## What is being asked:
Write out every line below that includes the word "JSON".

## Material to process:
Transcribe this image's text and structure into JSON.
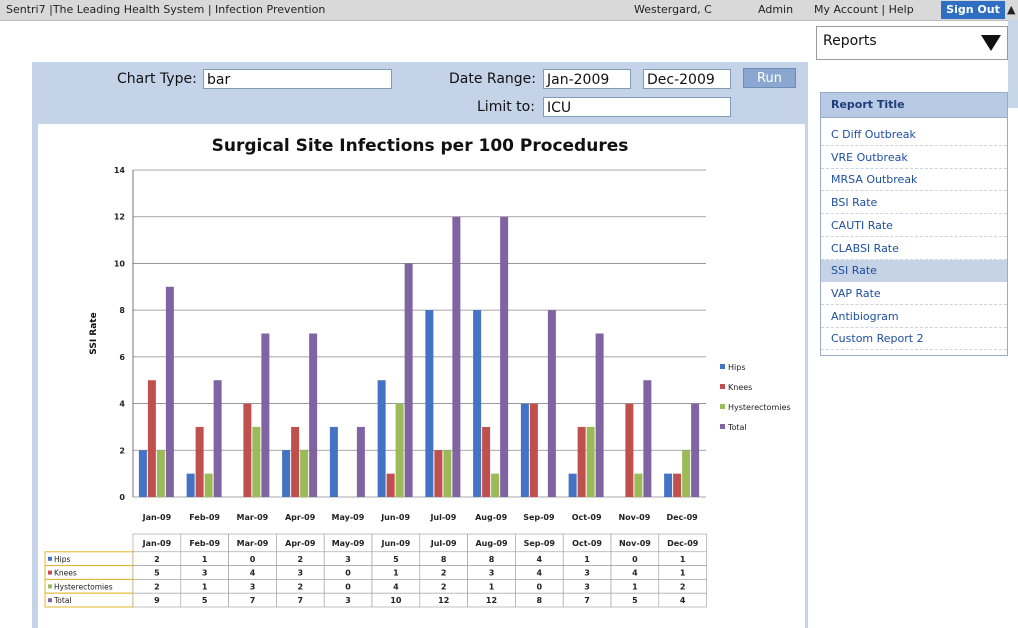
{
  "topbar": {
    "app_path": "Sentri7  |The Leading Health System  |  Infection Prevention",
    "user": "Westergard, C",
    "role": "Admin",
    "links": "My Account  |  Help",
    "signout": "Sign Out"
  },
  "reports_dropdown": {
    "label": "Reports"
  },
  "controls": {
    "chart_type_label": "Chart Type:",
    "chart_type_value": "bar",
    "date_range_label": "Date Range:",
    "date_from": "Jan-2009",
    "date_to": "Dec-2009",
    "run_label": "Run",
    "limit_label": "Limit to:",
    "limit_value": "ICU"
  },
  "report_panel": {
    "title": "Report Title",
    "items": [
      "C Diff Outbreak",
      "VRE Outbreak",
      "MRSA Outbreak",
      "BSI Rate",
      "CAUTI Rate",
      "CLABSI Rate",
      "SSI Rate",
      "VAP Rate",
      "Antibiogram",
      "Custom Report 2"
    ],
    "selected": "SSI Rate"
  },
  "chart_data": {
    "type": "bar",
    "title": "Surgical Site Infections per 100 Procedures",
    "ylabel": "SSI Rate",
    "xlabel": "",
    "ylim": [
      0,
      14
    ],
    "yticks": [
      0,
      2,
      4,
      6,
      8,
      10,
      12,
      14
    ],
    "grid": true,
    "legend_position": "right",
    "categories": [
      "Jan-09",
      "Feb-09",
      "Mar-09",
      "Apr-09",
      "May-09",
      "Jun-09",
      "Jul-09",
      "Aug-09",
      "Sep-09",
      "Oct-09",
      "Nov-09",
      "Dec-09"
    ],
    "series": [
      {
        "name": "Hips",
        "color": "#4472c4",
        "values": [
          2,
          1,
          0,
          2,
          3,
          5,
          8,
          8,
          4,
          1,
          0,
          1
        ]
      },
      {
        "name": "Knees",
        "color": "#c0504d",
        "values": [
          5,
          3,
          4,
          3,
          0,
          1,
          2,
          3,
          4,
          3,
          4,
          1
        ]
      },
      {
        "name": "Hysterectomies",
        "color": "#9bbb59",
        "values": [
          2,
          1,
          3,
          2,
          0,
          4,
          2,
          1,
          0,
          3,
          1,
          2
        ]
      },
      {
        "name": "Total",
        "color": "#8064a2",
        "values": [
          9,
          5,
          7,
          7,
          3,
          10,
          12,
          12,
          8,
          7,
          5,
          4
        ]
      }
    ]
  }
}
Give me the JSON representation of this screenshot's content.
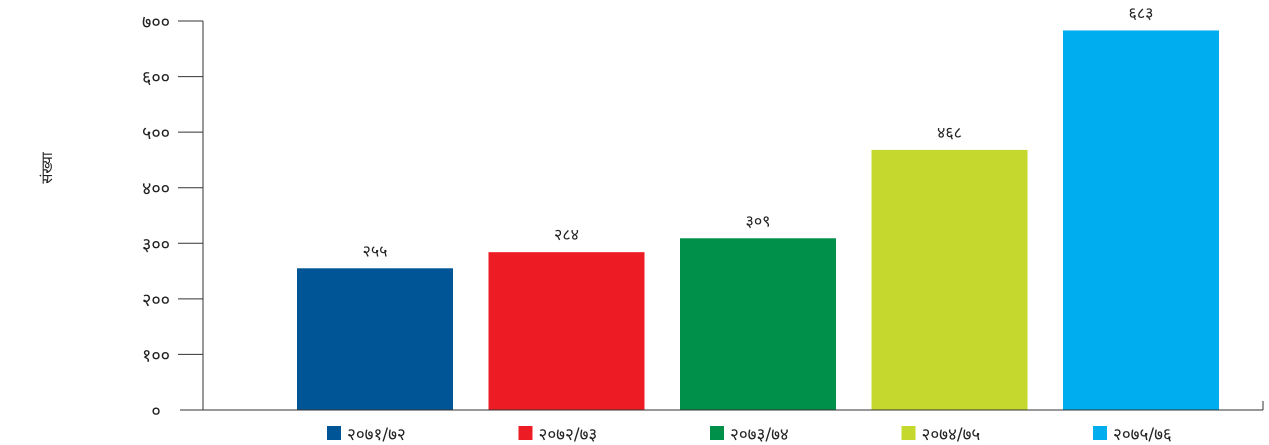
{
  "chart_data": {
    "type": "bar",
    "ylabel": "संख्या",
    "ylim": [
      0,
      700
    ],
    "y_tick_values": [
      0,
      100,
      200,
      300,
      400,
      500,
      600,
      700
    ],
    "y_tick_labels": [
      "०",
      "१००",
      "२००",
      "३००",
      "४००",
      "५००",
      "६००",
      "७००"
    ],
    "categories": [
      "२०७१/७२",
      "२०७२/७३",
      "२०७३/७४",
      "२०७४/७५",
      "२०७५/७६"
    ],
    "values": [
      255,
      284,
      309,
      468,
      683
    ],
    "value_labels": [
      "२५५",
      "२८४",
      "३०९",
      "४६८",
      "६८३"
    ],
    "colors": [
      "#005596",
      "#ED1C24",
      "#00904A",
      "#C4D82E",
      "#00AEEF"
    ],
    "legend_position": "bottom",
    "grid": false
  }
}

## Finished task:
Transcribe this image's text and structure into JSON.
Give me the JSON representation of this screenshot's content.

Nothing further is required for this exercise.